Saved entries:

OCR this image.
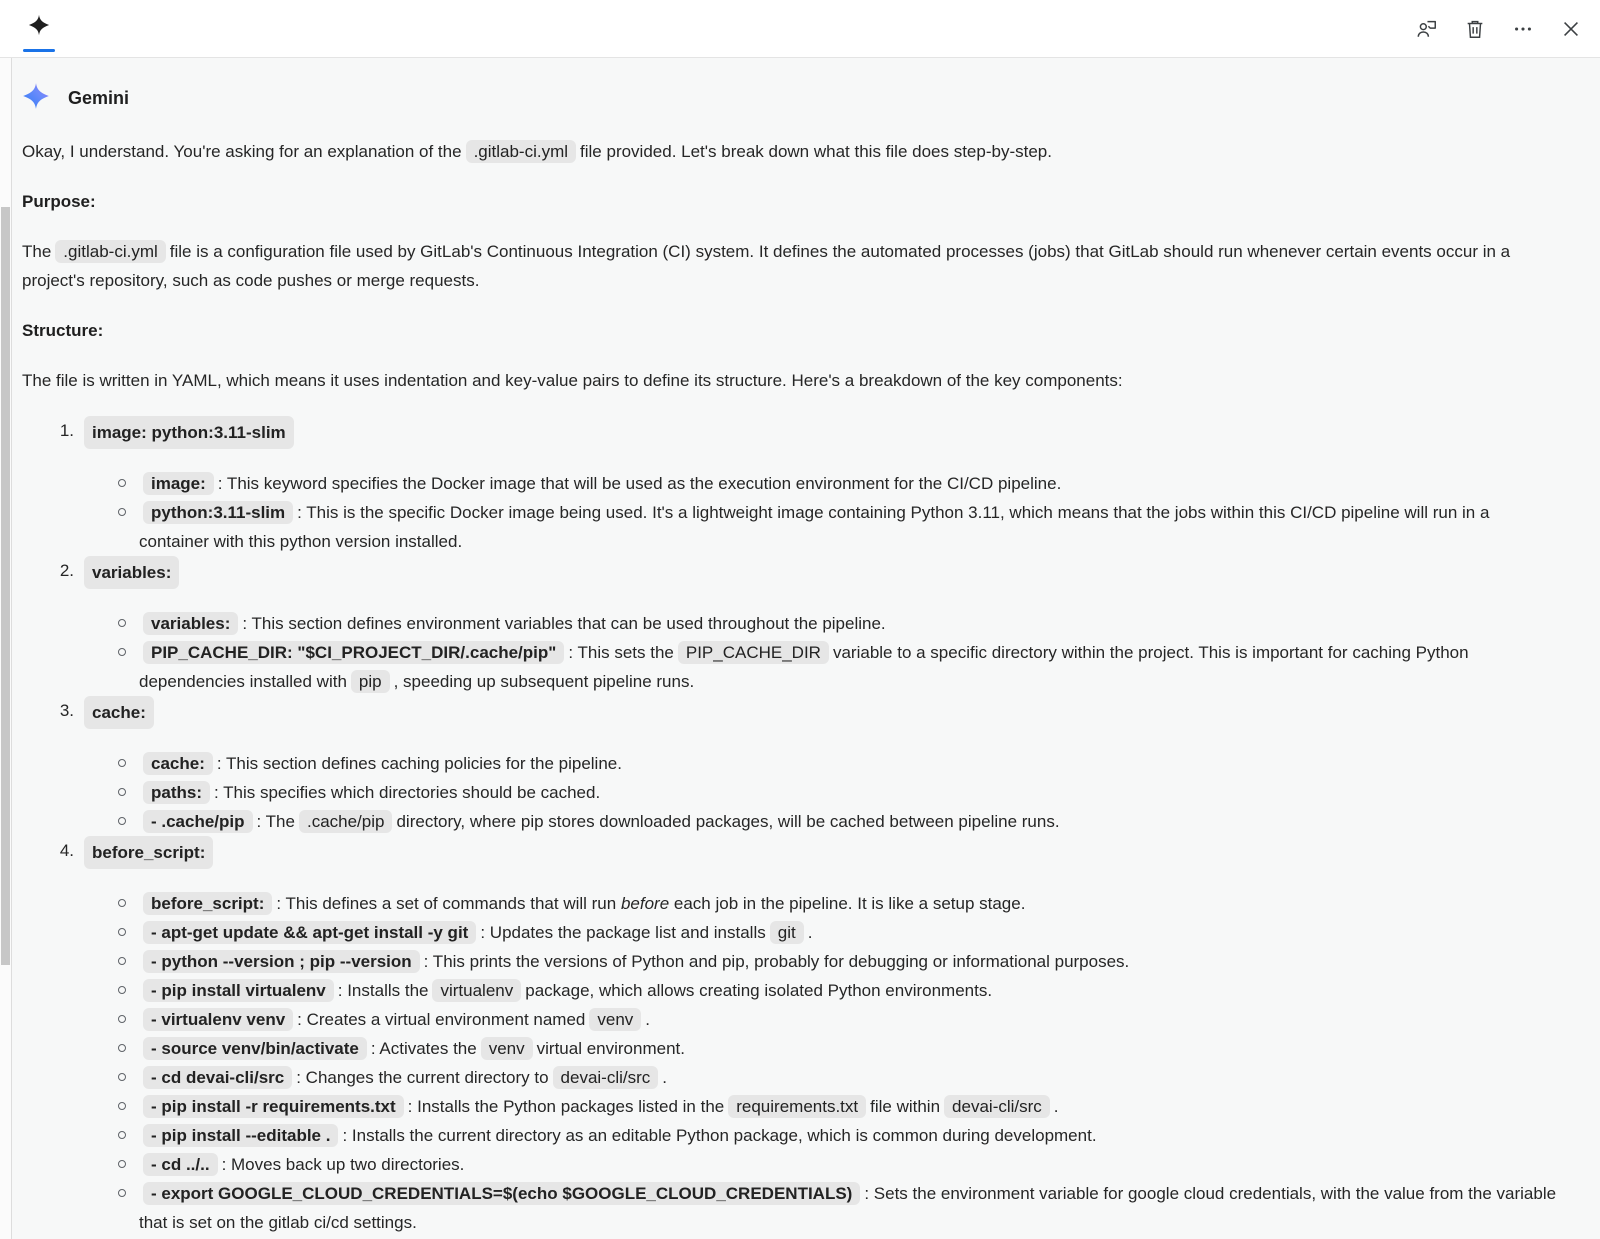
Gemini

Okay, I understand. You're asking for an explanation of the .gitlab-ci.yml file provided. Let's break down what this file does step-by-step.

Purpose:

The .gitlab-ci.yml file is a configuration file used by GitLab's Continuous Integration (CI) system. It defines the automated processes (jobs) that GitLab should run whenever certain events occur in a project's repository, such as code pushes or merge requests.

Structure:

The file is written in YAML, which means it uses indentation and key-value pairs to define its structure. Here's a breakdown of the key components:

1.	image: python:3.11-slim
image: : This keyword specifies the Docker image that will be used as the execution environment for the CI/CD pipeline.
python:3.11-slim : This is the specific Docker image being used. It's a lightweight image containing Python 3.11, which means that the jobs within this CI/CD pipeline will run in a container with this python version installed.
2.	variables:
variables: : This section defines environment variables that can be used throughout the pipeline.
PIP_CACHE_DIR: "$CI_PROJECT_DIR/.cache/pip" : This sets the PIP_CACHE_DIR variable to a specific directory within the project. This is important for caching Python dependencies installed with pip , speeding up subsequent pipeline runs.
3.	cache:
cache: : This section defines caching policies for the pipeline.
paths: : This specifies which directories should be cached.
- .cache/pip : The .cache/pip directory, where pip stores downloaded packages, will be cached between pipeline runs.
4.	before_script:
before_script: : This defines a set of commands that will run before each job in the pipeline. It is like a setup stage.
- apt-get update && apt-get install -y git : Updates the package list and installs git .
- python --version ; pip --version : This prints the versions of Python and pip, probably for debugging or informational purposes.
- pip install virtualenv : Installs the virtualenv package, which allows creating isolated Python environments.
- virtualenv venv : Creates a virtual environment named venv .
- source venv/bin/activate : Activates the venv virtual environment.
- cd devai-cli/src : Changes the current directory to devai-cli/src .
- pip install -r requirements.txt : Installs the Python packages listed in the requirements.txt file within devai-cli/src .
- pip install --editable . : Installs the current directory as an editable Python package, which is common during development.
- cd ../.. : Moves back up two directories.
- export GOOGLE_CLOUD_CREDENTIALS=$(echo $GOOGLE_CLOUD_CREDENTIALS) : Sets the environment variable for google cloud credentials, with the value from the variable that is set on the gitlab ci/cd settings.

Job:
How many of the lines in the listing above hold the word "installed"? Report only that figure.

Solution for this exercise:
2